§ **Your task**
Only the number is wanted: how many lines contain the word "JSON"?
-------- Dataset records --------
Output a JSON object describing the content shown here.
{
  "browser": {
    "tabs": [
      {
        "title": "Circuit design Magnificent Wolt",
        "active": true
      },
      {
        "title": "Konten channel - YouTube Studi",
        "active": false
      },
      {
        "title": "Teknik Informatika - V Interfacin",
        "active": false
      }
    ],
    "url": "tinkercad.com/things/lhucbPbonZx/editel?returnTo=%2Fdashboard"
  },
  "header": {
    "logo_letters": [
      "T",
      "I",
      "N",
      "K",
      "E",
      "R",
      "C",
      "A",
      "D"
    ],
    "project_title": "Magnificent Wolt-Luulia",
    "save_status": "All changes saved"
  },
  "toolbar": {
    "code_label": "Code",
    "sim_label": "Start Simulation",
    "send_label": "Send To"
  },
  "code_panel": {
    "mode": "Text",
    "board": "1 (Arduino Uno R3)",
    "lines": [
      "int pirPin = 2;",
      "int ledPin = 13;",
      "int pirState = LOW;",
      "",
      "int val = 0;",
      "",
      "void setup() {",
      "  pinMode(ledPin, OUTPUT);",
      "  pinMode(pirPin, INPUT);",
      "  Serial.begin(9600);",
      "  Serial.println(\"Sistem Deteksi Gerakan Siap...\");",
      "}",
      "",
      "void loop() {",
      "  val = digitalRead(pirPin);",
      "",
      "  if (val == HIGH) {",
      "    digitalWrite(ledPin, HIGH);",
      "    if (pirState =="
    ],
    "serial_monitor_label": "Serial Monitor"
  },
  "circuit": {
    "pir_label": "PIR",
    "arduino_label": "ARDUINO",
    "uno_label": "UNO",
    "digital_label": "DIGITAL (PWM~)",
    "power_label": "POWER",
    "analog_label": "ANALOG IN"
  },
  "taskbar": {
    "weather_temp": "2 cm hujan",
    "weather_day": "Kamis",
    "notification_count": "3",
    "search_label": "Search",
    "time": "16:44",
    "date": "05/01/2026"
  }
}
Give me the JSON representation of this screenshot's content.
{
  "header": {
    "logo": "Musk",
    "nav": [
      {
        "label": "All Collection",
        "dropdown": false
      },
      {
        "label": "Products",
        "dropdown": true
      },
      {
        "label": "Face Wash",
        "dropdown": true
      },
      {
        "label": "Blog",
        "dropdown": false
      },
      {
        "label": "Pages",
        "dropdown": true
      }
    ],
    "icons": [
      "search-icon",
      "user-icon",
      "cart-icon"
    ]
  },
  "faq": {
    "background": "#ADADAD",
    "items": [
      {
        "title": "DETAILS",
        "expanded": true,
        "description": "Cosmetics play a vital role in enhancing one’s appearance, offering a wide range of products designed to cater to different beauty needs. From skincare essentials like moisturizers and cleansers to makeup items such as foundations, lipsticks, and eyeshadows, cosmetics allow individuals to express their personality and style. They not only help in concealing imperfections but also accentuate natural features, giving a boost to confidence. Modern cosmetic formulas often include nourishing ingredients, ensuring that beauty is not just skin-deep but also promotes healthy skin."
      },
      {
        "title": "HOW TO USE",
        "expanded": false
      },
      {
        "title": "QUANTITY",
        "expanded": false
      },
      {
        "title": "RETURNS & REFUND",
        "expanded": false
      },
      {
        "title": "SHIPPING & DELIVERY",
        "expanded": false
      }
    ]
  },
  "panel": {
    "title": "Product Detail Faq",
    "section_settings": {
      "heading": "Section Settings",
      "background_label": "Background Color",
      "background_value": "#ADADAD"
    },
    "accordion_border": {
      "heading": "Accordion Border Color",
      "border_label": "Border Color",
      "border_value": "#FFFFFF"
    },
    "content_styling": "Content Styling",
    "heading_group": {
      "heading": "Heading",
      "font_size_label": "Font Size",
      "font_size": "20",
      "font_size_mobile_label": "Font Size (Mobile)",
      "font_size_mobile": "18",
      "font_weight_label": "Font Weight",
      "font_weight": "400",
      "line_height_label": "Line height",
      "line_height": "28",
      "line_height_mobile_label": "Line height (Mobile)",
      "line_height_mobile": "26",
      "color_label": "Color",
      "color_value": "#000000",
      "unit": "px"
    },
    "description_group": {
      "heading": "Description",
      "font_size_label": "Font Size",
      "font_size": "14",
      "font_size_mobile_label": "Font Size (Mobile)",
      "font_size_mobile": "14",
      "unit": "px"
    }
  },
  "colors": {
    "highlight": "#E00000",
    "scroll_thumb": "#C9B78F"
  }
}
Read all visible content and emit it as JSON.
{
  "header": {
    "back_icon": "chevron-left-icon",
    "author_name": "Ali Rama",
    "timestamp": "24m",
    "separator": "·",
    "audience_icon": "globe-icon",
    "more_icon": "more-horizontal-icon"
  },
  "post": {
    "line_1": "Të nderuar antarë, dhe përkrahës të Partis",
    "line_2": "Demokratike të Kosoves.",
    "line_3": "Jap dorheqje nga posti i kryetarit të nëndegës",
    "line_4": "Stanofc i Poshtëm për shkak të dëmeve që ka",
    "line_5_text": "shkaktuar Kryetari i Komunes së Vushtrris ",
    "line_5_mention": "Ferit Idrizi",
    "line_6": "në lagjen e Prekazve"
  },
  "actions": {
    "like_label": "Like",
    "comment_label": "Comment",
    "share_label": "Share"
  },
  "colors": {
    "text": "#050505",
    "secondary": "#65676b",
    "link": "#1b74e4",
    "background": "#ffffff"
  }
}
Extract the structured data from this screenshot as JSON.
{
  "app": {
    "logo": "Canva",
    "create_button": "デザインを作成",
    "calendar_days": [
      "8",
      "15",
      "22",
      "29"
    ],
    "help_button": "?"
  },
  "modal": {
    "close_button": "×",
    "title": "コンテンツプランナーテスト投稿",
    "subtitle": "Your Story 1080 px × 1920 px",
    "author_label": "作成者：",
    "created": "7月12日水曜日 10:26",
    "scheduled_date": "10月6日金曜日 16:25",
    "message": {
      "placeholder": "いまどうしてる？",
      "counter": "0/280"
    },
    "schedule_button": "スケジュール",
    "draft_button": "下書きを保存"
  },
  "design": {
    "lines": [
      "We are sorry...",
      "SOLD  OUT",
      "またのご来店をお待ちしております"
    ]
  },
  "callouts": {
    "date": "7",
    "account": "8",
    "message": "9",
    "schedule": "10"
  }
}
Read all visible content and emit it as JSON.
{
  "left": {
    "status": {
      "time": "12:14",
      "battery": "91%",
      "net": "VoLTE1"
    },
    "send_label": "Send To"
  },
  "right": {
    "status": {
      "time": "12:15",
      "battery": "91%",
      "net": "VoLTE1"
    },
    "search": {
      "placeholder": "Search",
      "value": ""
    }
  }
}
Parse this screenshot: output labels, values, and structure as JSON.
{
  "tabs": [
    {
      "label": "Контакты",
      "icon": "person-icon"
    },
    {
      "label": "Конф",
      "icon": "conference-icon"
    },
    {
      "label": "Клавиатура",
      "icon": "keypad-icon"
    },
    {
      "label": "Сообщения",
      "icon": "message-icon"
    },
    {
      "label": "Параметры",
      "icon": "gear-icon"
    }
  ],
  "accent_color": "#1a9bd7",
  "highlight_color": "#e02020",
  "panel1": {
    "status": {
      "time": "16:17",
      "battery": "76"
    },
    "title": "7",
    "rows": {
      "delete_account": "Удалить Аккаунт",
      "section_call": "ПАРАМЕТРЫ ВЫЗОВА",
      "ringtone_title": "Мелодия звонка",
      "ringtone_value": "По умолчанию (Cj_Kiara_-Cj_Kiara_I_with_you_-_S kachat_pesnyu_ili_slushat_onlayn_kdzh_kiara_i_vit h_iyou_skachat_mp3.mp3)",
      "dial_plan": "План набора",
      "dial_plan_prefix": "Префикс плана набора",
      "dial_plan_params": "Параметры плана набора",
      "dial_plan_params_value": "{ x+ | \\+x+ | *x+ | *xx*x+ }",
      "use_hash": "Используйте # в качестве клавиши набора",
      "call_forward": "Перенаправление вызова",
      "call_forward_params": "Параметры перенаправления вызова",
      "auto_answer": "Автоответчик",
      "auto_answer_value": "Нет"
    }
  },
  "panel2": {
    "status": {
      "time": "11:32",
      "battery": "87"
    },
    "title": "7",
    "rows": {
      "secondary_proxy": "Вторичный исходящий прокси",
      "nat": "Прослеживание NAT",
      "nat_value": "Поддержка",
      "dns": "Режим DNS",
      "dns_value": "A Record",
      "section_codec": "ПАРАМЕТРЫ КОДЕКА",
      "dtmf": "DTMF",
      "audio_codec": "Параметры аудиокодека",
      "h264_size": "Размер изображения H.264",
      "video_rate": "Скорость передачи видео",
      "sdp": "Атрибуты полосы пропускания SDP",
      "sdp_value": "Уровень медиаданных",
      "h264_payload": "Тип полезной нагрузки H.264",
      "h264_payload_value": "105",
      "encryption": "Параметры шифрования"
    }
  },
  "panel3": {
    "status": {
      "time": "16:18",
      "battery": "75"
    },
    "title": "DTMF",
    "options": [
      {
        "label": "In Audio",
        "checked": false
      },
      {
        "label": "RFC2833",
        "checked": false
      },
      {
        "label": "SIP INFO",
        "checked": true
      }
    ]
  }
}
--------
§ **Task answer**
6